— WRITTEN PROBLEM —
All the data should come back exactly as it was given.

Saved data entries
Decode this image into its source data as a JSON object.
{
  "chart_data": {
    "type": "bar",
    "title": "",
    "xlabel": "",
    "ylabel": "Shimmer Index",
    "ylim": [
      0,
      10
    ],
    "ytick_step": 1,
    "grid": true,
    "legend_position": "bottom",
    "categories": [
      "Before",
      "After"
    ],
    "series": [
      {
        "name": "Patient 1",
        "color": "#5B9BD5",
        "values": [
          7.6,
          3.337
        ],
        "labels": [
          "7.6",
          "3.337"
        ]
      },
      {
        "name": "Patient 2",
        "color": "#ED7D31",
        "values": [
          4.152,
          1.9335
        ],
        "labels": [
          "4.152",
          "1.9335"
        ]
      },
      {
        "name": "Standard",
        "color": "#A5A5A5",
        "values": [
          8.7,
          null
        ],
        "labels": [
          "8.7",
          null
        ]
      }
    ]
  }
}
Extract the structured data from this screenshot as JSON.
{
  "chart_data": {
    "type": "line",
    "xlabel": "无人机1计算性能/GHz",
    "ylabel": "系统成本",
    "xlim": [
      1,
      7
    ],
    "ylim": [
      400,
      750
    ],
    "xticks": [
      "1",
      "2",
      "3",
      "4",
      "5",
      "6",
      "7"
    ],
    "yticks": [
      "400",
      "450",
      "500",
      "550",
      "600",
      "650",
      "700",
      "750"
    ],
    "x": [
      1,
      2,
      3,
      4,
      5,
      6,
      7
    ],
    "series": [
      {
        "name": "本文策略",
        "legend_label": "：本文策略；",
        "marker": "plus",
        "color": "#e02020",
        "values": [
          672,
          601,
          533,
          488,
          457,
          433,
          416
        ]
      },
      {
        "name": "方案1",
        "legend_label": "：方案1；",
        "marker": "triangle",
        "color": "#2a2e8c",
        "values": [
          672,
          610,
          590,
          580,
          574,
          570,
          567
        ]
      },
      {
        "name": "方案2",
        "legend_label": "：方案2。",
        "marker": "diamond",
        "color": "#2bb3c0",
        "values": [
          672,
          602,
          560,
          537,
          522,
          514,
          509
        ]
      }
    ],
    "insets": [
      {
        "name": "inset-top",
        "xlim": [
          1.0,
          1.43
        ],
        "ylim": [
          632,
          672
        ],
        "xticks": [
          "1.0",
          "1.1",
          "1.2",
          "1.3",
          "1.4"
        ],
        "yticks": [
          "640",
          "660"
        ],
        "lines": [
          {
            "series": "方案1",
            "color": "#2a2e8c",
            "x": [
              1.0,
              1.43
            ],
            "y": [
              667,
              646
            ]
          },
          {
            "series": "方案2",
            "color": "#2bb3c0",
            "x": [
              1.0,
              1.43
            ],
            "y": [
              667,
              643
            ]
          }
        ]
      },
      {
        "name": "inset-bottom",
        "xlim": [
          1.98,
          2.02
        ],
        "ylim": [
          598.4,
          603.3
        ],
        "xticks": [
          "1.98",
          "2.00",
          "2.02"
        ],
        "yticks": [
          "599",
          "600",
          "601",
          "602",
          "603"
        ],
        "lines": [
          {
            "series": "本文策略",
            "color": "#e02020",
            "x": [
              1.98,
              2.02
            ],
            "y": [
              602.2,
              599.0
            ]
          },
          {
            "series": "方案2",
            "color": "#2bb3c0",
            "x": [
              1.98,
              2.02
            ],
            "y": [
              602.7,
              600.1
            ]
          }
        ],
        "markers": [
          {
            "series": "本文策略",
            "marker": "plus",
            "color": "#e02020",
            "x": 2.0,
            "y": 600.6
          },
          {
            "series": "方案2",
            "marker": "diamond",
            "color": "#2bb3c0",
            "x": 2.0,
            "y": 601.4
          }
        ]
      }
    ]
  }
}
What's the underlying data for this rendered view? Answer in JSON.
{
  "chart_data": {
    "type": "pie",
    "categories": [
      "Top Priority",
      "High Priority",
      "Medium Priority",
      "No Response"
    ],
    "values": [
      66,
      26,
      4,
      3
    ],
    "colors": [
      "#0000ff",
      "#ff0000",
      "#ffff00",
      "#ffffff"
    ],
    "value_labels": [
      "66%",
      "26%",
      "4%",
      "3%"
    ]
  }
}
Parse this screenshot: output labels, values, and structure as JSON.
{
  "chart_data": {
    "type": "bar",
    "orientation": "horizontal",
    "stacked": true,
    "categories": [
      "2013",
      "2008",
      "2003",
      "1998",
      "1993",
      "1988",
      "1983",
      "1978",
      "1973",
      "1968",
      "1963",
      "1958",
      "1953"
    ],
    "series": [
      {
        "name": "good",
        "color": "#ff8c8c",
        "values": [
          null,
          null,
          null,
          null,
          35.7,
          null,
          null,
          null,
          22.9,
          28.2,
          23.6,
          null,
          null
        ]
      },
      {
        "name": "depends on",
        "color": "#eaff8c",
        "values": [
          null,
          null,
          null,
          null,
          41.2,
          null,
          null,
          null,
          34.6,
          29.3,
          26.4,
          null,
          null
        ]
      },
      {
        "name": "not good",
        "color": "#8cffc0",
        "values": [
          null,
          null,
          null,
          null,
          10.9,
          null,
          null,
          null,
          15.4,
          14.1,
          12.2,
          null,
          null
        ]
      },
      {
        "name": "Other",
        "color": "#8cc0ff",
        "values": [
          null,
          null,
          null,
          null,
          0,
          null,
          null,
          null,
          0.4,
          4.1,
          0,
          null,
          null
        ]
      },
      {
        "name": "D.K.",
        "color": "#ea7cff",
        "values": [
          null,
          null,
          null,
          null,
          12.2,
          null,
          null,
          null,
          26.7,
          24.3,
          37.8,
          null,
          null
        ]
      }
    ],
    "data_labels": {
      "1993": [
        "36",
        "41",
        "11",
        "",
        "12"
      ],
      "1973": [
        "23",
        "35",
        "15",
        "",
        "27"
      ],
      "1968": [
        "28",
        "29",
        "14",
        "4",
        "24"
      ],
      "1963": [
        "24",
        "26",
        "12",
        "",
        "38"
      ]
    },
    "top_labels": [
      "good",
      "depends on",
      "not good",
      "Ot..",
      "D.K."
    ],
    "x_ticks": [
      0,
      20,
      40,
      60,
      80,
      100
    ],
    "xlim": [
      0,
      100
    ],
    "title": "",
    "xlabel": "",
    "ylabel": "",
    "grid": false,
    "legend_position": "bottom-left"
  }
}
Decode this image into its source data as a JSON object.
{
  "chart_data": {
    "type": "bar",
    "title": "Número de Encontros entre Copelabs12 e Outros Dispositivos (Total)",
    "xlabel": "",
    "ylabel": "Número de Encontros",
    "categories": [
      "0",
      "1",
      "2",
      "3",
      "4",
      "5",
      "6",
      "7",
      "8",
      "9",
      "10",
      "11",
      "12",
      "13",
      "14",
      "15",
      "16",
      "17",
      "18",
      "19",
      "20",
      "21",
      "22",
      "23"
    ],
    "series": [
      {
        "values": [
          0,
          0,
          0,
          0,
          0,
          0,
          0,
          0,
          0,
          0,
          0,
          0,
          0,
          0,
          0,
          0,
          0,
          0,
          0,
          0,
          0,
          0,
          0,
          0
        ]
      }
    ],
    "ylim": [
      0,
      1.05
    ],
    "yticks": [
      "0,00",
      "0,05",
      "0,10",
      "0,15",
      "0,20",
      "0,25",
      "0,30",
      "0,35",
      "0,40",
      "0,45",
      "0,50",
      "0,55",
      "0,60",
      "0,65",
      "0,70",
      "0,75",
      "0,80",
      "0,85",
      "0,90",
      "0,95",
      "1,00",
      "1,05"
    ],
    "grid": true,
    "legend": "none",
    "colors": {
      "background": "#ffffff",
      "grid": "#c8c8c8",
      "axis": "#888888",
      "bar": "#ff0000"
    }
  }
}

— OUTPUT OF THE TASK —
Decode this image into its source data as a JSON object.
{
  "chart_data": {
    "type": "bar",
    "title": "",
    "xlabel": "",
    "ylabel": "Shimmer Index",
    "ylim": [
      0,
      10
    ],
    "ytick_step": 1,
    "grid": true,
    "legend_position": "bottom",
    "categories": [
      "Before",
      "After"
    ],
    "series": [
      {
        "name": "Patient 1",
        "color": "#5B9BD5",
        "values": [
          7.6,
          3.337
        ],
        "labels": [
          "7.6",
          "3.337"
        ]
      },
      {
        "name": "Patient 2",
        "color": "#ED7D31",
        "values": [
          4.152,
          1.9335
        ],
        "labels": [
          "4.152",
          "1.9335"
        ]
      },
      {
        "name": "Standard",
        "color": "#A5A5A5",
        "values": [
          8.7,
          null
        ],
        "labels": [
          "8.7",
          null
        ]
      }
    ]
  }
}
Extract the structured data from this screenshot as JSON.
{
  "chart_data": {
    "type": "line",
    "xlabel": "无人机1计算性能/GHz",
    "ylabel": "系统成本",
    "xlim": [
      1,
      7
    ],
    "ylim": [
      400,
      750
    ],
    "xticks": [
      "1",
      "2",
      "3",
      "4",
      "5",
      "6",
      "7"
    ],
    "yticks": [
      "400",
      "450",
      "500",
      "550",
      "600",
      "650",
      "700",
      "750"
    ],
    "x": [
      1,
      2,
      3,
      4,
      5,
      6,
      7
    ],
    "series": [
      {
        "name": "本文策略",
        "legend_label": "：本文策略；",
        "marker": "plus",
        "color": "#e02020",
        "values": [
          672,
          601,
          533,
          488,
          457,
          433,
          416
        ]
      },
      {
        "name": "方案1",
        "legend_label": "：方案1；",
        "marker": "triangle",
        "color": "#2a2e8c",
        "values": [
          672,
          610,
          590,
          580,
          574,
          570,
          567
        ]
      },
      {
        "name": "方案2",
        "legend_label": "：方案2。",
        "marker": "diamond",
        "color": "#2bb3c0",
        "values": [
          672,
          602,
          560,
          537,
          522,
          514,
          509
        ]
      }
    ],
    "insets": [
      {
        "name": "inset-top",
        "xlim": [
          1.0,
          1.43
        ],
        "ylim": [
          632,
          672
        ],
        "xticks": [
          "1.0",
          "1.1",
          "1.2",
          "1.3",
          "1.4"
        ],
        "yticks": [
          "640",
          "660"
        ],
        "lines": [
          {
            "series": "方案1",
            "color": "#2a2e8c",
            "x": [
              1.0,
              1.43
            ],
            "y": [
              667,
              646
            ]
          },
          {
            "series": "方案2",
            "color": "#2bb3c0",
            "x": [
              1.0,
              1.43
            ],
            "y": [
              667,
              643
            ]
          }
        ]
      },
      {
        "name": "inset-bottom",
        "xlim": [
          1.98,
          2.02
        ],
        "ylim": [
          598.4,
          603.3
        ],
        "xticks": [
          "1.98",
          "2.00",
          "2.02"
        ],
        "yticks": [
          "599",
          "600",
          "601",
          "602",
          "603"
        ],
        "lines": [
          {
            "series": "本文策略",
            "color": "#e02020",
            "x": [
              1.98,
              2.02
            ],
            "y": [
              602.2,
              599.0
            ]
          },
          {
            "series": "方案2",
            "color": "#2bb3c0",
            "x": [
              1.98,
              2.02
            ],
            "y": [
              602.7,
              600.1
            ]
          }
        ],
        "markers": [
          {
            "series": "本文策略",
            "marker": "plus",
            "color": "#e02020",
            "x": 2.0,
            "y": 600.6
          },
          {
            "series": "方案2",
            "marker": "diamond",
            "color": "#2bb3c0",
            "x": 2.0,
            "y": 601.4
          }
        ]
      }
    ]
  }
}
What's the underlying data for this rendered view? Answer in JSON.
{
  "chart_data": {
    "type": "pie",
    "categories": [
      "Top Priority",
      "High Priority",
      "Medium Priority",
      "No Response"
    ],
    "values": [
      66,
      26,
      4,
      3
    ],
    "colors": [
      "#0000ff",
      "#ff0000",
      "#ffff00",
      "#ffffff"
    ],
    "value_labels": [
      "66%",
      "26%",
      "4%",
      "3%"
    ]
  }
}
Parse this screenshot: output labels, values, and structure as JSON.
{
  "chart_data": {
    "type": "bar",
    "orientation": "horizontal",
    "stacked": true,
    "categories": [
      "2013",
      "2008",
      "2003",
      "1998",
      "1993",
      "1988",
      "1983",
      "1978",
      "1973",
      "1968",
      "1963",
      "1958",
      "1953"
    ],
    "series": [
      {
        "name": "good",
        "color": "#ff8c8c",
        "values": [
          null,
          null,
          null,
          null,
          35.7,
          null,
          null,
          null,
          22.9,
          28.2,
          23.6,
          null,
          null
        ]
      },
      {
        "name": "depends on",
        "color": "#eaff8c",
        "values": [
          null,
          null,
          null,
          null,
          41.2,
          null,
          null,
          null,
          34.6,
          29.3,
          26.4,
          null,
          null
        ]
      },
      {
        "name": "not good",
        "color": "#8cffc0",
        "values": [
          null,
          null,
          null,
          null,
          10.9,
          null,
          null,
          null,
          15.4,
          14.1,
          12.2,
          null,
          null
        ]
      },
      {
        "name": "Other",
        "color": "#8cc0ff",
        "values": [
          null,
          null,
          null,
          null,
          0,
          null,
          null,
          null,
          0.4,
          4.1,
          0,
          null,
          null
        ]
      },
      {
        "name": "D.K.",
        "color": "#ea7cff",
        "values": [
          null,
          null,
          null,
          null,
          12.2,
          null,
          null,
          null,
          26.7,
          24.3,
          37.8,
          null,
          null
        ]
      }
    ],
    "data_labels": {
      "1993": [
        "36",
        "41",
        "11",
        "",
        "12"
      ],
      "1973": [
        "23",
        "35",
        "15",
        "",
        "27"
      ],
      "1968": [
        "28",
        "29",
        "14",
        "4",
        "24"
      ],
      "1963": [
        "24",
        "26",
        "12",
        "",
        "38"
      ]
    },
    "top_labels": [
      "good",
      "depends on",
      "not good",
      "Ot..",
      "D.K."
    ],
    "x_ticks": [
      0,
      20,
      40,
      60,
      80,
      100
    ],
    "xlim": [
      0,
      100
    ],
    "title": "",
    "xlabel": "",
    "ylabel": "",
    "grid": false,
    "legend_position": "bottom-left"
  }
}
Decode this image into its source data as a JSON object.
{
  "chart_data": {
    "type": "bar",
    "title": "Número de Encontros entre Copelabs12 e Outros Dispositivos (Total)",
    "xlabel": "",
    "ylabel": "Número de Encontros",
    "categories": [
      "0",
      "1",
      "2",
      "3",
      "4",
      "5",
      "6",
      "7",
      "8",
      "9",
      "10",
      "11",
      "12",
      "13",
      "14",
      "15",
      "16",
      "17",
      "18",
      "19",
      "20",
      "21",
      "22",
      "23"
    ],
    "series": [
      {
        "values": [
          0,
          0,
          0,
          0,
          0,
          0,
          0,
          0,
          0,
          0,
          0,
          0,
          0,
          0,
          0,
          0,
          0,
          0,
          0,
          0,
          0,
          0,
          0,
          0
        ]
      }
    ],
    "ylim": [
      0,
      1.05
    ],
    "yticks": [
      "0,00",
      "0,05",
      "0,10",
      "0,15",
      "0,20",
      "0,25",
      "0,30",
      "0,35",
      "0,40",
      "0,45",
      "0,50",
      "0,55",
      "0,60",
      "0,65",
      "0,70",
      "0,75",
      "0,80",
      "0,85",
      "0,90",
      "0,95",
      "1,00",
      "1,05"
    ],
    "grid": true,
    "legend": "none",
    "colors": {
      "background": "#ffffff",
      "grid": "#c8c8c8",
      "axis": "#888888",
      "bar": "#ff0000"
    }
  }
}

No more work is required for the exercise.